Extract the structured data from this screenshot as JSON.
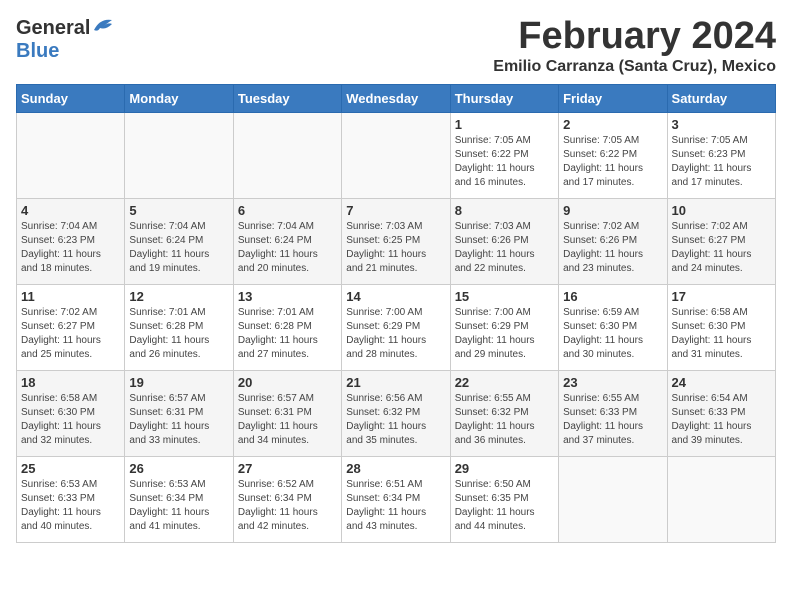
{
  "logo": {
    "general": "General",
    "blue": "Blue"
  },
  "title": "February 2024",
  "subtitle": "Emilio Carranza (Santa Cruz), Mexico",
  "days_of_week": [
    "Sunday",
    "Monday",
    "Tuesday",
    "Wednesday",
    "Thursday",
    "Friday",
    "Saturday"
  ],
  "weeks": [
    [
      {
        "day": "",
        "info": ""
      },
      {
        "day": "",
        "info": ""
      },
      {
        "day": "",
        "info": ""
      },
      {
        "day": "",
        "info": ""
      },
      {
        "day": "1",
        "info": "Sunrise: 7:05 AM\nSunset: 6:22 PM\nDaylight: 11 hours\nand 16 minutes."
      },
      {
        "day": "2",
        "info": "Sunrise: 7:05 AM\nSunset: 6:22 PM\nDaylight: 11 hours\nand 17 minutes."
      },
      {
        "day": "3",
        "info": "Sunrise: 7:05 AM\nSunset: 6:23 PM\nDaylight: 11 hours\nand 17 minutes."
      }
    ],
    [
      {
        "day": "4",
        "info": "Sunrise: 7:04 AM\nSunset: 6:23 PM\nDaylight: 11 hours\nand 18 minutes."
      },
      {
        "day": "5",
        "info": "Sunrise: 7:04 AM\nSunset: 6:24 PM\nDaylight: 11 hours\nand 19 minutes."
      },
      {
        "day": "6",
        "info": "Sunrise: 7:04 AM\nSunset: 6:24 PM\nDaylight: 11 hours\nand 20 minutes."
      },
      {
        "day": "7",
        "info": "Sunrise: 7:03 AM\nSunset: 6:25 PM\nDaylight: 11 hours\nand 21 minutes."
      },
      {
        "day": "8",
        "info": "Sunrise: 7:03 AM\nSunset: 6:26 PM\nDaylight: 11 hours\nand 22 minutes."
      },
      {
        "day": "9",
        "info": "Sunrise: 7:02 AM\nSunset: 6:26 PM\nDaylight: 11 hours\nand 23 minutes."
      },
      {
        "day": "10",
        "info": "Sunrise: 7:02 AM\nSunset: 6:27 PM\nDaylight: 11 hours\nand 24 minutes."
      }
    ],
    [
      {
        "day": "11",
        "info": "Sunrise: 7:02 AM\nSunset: 6:27 PM\nDaylight: 11 hours\nand 25 minutes."
      },
      {
        "day": "12",
        "info": "Sunrise: 7:01 AM\nSunset: 6:28 PM\nDaylight: 11 hours\nand 26 minutes."
      },
      {
        "day": "13",
        "info": "Sunrise: 7:01 AM\nSunset: 6:28 PM\nDaylight: 11 hours\nand 27 minutes."
      },
      {
        "day": "14",
        "info": "Sunrise: 7:00 AM\nSunset: 6:29 PM\nDaylight: 11 hours\nand 28 minutes."
      },
      {
        "day": "15",
        "info": "Sunrise: 7:00 AM\nSunset: 6:29 PM\nDaylight: 11 hours\nand 29 minutes."
      },
      {
        "day": "16",
        "info": "Sunrise: 6:59 AM\nSunset: 6:30 PM\nDaylight: 11 hours\nand 30 minutes."
      },
      {
        "day": "17",
        "info": "Sunrise: 6:58 AM\nSunset: 6:30 PM\nDaylight: 11 hours\nand 31 minutes."
      }
    ],
    [
      {
        "day": "18",
        "info": "Sunrise: 6:58 AM\nSunset: 6:30 PM\nDaylight: 11 hours\nand 32 minutes."
      },
      {
        "day": "19",
        "info": "Sunrise: 6:57 AM\nSunset: 6:31 PM\nDaylight: 11 hours\nand 33 minutes."
      },
      {
        "day": "20",
        "info": "Sunrise: 6:57 AM\nSunset: 6:31 PM\nDaylight: 11 hours\nand 34 minutes."
      },
      {
        "day": "21",
        "info": "Sunrise: 6:56 AM\nSunset: 6:32 PM\nDaylight: 11 hours\nand 35 minutes."
      },
      {
        "day": "22",
        "info": "Sunrise: 6:55 AM\nSunset: 6:32 PM\nDaylight: 11 hours\nand 36 minutes."
      },
      {
        "day": "23",
        "info": "Sunrise: 6:55 AM\nSunset: 6:33 PM\nDaylight: 11 hours\nand 37 minutes."
      },
      {
        "day": "24",
        "info": "Sunrise: 6:54 AM\nSunset: 6:33 PM\nDaylight: 11 hours\nand 39 minutes."
      }
    ],
    [
      {
        "day": "25",
        "info": "Sunrise: 6:53 AM\nSunset: 6:33 PM\nDaylight: 11 hours\nand 40 minutes."
      },
      {
        "day": "26",
        "info": "Sunrise: 6:53 AM\nSunset: 6:34 PM\nDaylight: 11 hours\nand 41 minutes."
      },
      {
        "day": "27",
        "info": "Sunrise: 6:52 AM\nSunset: 6:34 PM\nDaylight: 11 hours\nand 42 minutes."
      },
      {
        "day": "28",
        "info": "Sunrise: 6:51 AM\nSunset: 6:34 PM\nDaylight: 11 hours\nand 43 minutes."
      },
      {
        "day": "29",
        "info": "Sunrise: 6:50 AM\nSunset: 6:35 PM\nDaylight: 11 hours\nand 44 minutes."
      },
      {
        "day": "",
        "info": ""
      },
      {
        "day": "",
        "info": ""
      }
    ]
  ]
}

Short exercise
Exclude every picture and copy the remaining data exactly.

Worked answer
Extract the structured data from this screenshot as JSON.
{
  "logo": {
    "general": "General",
    "blue": "Blue"
  },
  "title": "February 2024",
  "subtitle": "Emilio Carranza (Santa Cruz), Mexico",
  "days_of_week": [
    "Sunday",
    "Monday",
    "Tuesday",
    "Wednesday",
    "Thursday",
    "Friday",
    "Saturday"
  ],
  "weeks": [
    [
      {
        "day": "",
        "info": ""
      },
      {
        "day": "",
        "info": ""
      },
      {
        "day": "",
        "info": ""
      },
      {
        "day": "",
        "info": ""
      },
      {
        "day": "1",
        "info": "Sunrise: 7:05 AM\nSunset: 6:22 PM\nDaylight: 11 hours\nand 16 minutes."
      },
      {
        "day": "2",
        "info": "Sunrise: 7:05 AM\nSunset: 6:22 PM\nDaylight: 11 hours\nand 17 minutes."
      },
      {
        "day": "3",
        "info": "Sunrise: 7:05 AM\nSunset: 6:23 PM\nDaylight: 11 hours\nand 17 minutes."
      }
    ],
    [
      {
        "day": "4",
        "info": "Sunrise: 7:04 AM\nSunset: 6:23 PM\nDaylight: 11 hours\nand 18 minutes."
      },
      {
        "day": "5",
        "info": "Sunrise: 7:04 AM\nSunset: 6:24 PM\nDaylight: 11 hours\nand 19 minutes."
      },
      {
        "day": "6",
        "info": "Sunrise: 7:04 AM\nSunset: 6:24 PM\nDaylight: 11 hours\nand 20 minutes."
      },
      {
        "day": "7",
        "info": "Sunrise: 7:03 AM\nSunset: 6:25 PM\nDaylight: 11 hours\nand 21 minutes."
      },
      {
        "day": "8",
        "info": "Sunrise: 7:03 AM\nSunset: 6:26 PM\nDaylight: 11 hours\nand 22 minutes."
      },
      {
        "day": "9",
        "info": "Sunrise: 7:02 AM\nSunset: 6:26 PM\nDaylight: 11 hours\nand 23 minutes."
      },
      {
        "day": "10",
        "info": "Sunrise: 7:02 AM\nSunset: 6:27 PM\nDaylight: 11 hours\nand 24 minutes."
      }
    ],
    [
      {
        "day": "11",
        "info": "Sunrise: 7:02 AM\nSunset: 6:27 PM\nDaylight: 11 hours\nand 25 minutes."
      },
      {
        "day": "12",
        "info": "Sunrise: 7:01 AM\nSunset: 6:28 PM\nDaylight: 11 hours\nand 26 minutes."
      },
      {
        "day": "13",
        "info": "Sunrise: 7:01 AM\nSunset: 6:28 PM\nDaylight: 11 hours\nand 27 minutes."
      },
      {
        "day": "14",
        "info": "Sunrise: 7:00 AM\nSunset: 6:29 PM\nDaylight: 11 hours\nand 28 minutes."
      },
      {
        "day": "15",
        "info": "Sunrise: 7:00 AM\nSunset: 6:29 PM\nDaylight: 11 hours\nand 29 minutes."
      },
      {
        "day": "16",
        "info": "Sunrise: 6:59 AM\nSunset: 6:30 PM\nDaylight: 11 hours\nand 30 minutes."
      },
      {
        "day": "17",
        "info": "Sunrise: 6:58 AM\nSunset: 6:30 PM\nDaylight: 11 hours\nand 31 minutes."
      }
    ],
    [
      {
        "day": "18",
        "info": "Sunrise: 6:58 AM\nSunset: 6:30 PM\nDaylight: 11 hours\nand 32 minutes."
      },
      {
        "day": "19",
        "info": "Sunrise: 6:57 AM\nSunset: 6:31 PM\nDaylight: 11 hours\nand 33 minutes."
      },
      {
        "day": "20",
        "info": "Sunrise: 6:57 AM\nSunset: 6:31 PM\nDaylight: 11 hours\nand 34 minutes."
      },
      {
        "day": "21",
        "info": "Sunrise: 6:56 AM\nSunset: 6:32 PM\nDaylight: 11 hours\nand 35 minutes."
      },
      {
        "day": "22",
        "info": "Sunrise: 6:55 AM\nSunset: 6:32 PM\nDaylight: 11 hours\nand 36 minutes."
      },
      {
        "day": "23",
        "info": "Sunrise: 6:55 AM\nSunset: 6:33 PM\nDaylight: 11 hours\nand 37 minutes."
      },
      {
        "day": "24",
        "info": "Sunrise: 6:54 AM\nSunset: 6:33 PM\nDaylight: 11 hours\nand 39 minutes."
      }
    ],
    [
      {
        "day": "25",
        "info": "Sunrise: 6:53 AM\nSunset: 6:33 PM\nDaylight: 11 hours\nand 40 minutes."
      },
      {
        "day": "26",
        "info": "Sunrise: 6:53 AM\nSunset: 6:34 PM\nDaylight: 11 hours\nand 41 minutes."
      },
      {
        "day": "27",
        "info": "Sunrise: 6:52 AM\nSunset: 6:34 PM\nDaylight: 11 hours\nand 42 minutes."
      },
      {
        "day": "28",
        "info": "Sunrise: 6:51 AM\nSunset: 6:34 PM\nDaylight: 11 hours\nand 43 minutes."
      },
      {
        "day": "29",
        "info": "Sunrise: 6:50 AM\nSunset: 6:35 PM\nDaylight: 11 hours\nand 44 minutes."
      },
      {
        "day": "",
        "info": ""
      },
      {
        "day": "",
        "info": ""
      }
    ]
  ]
}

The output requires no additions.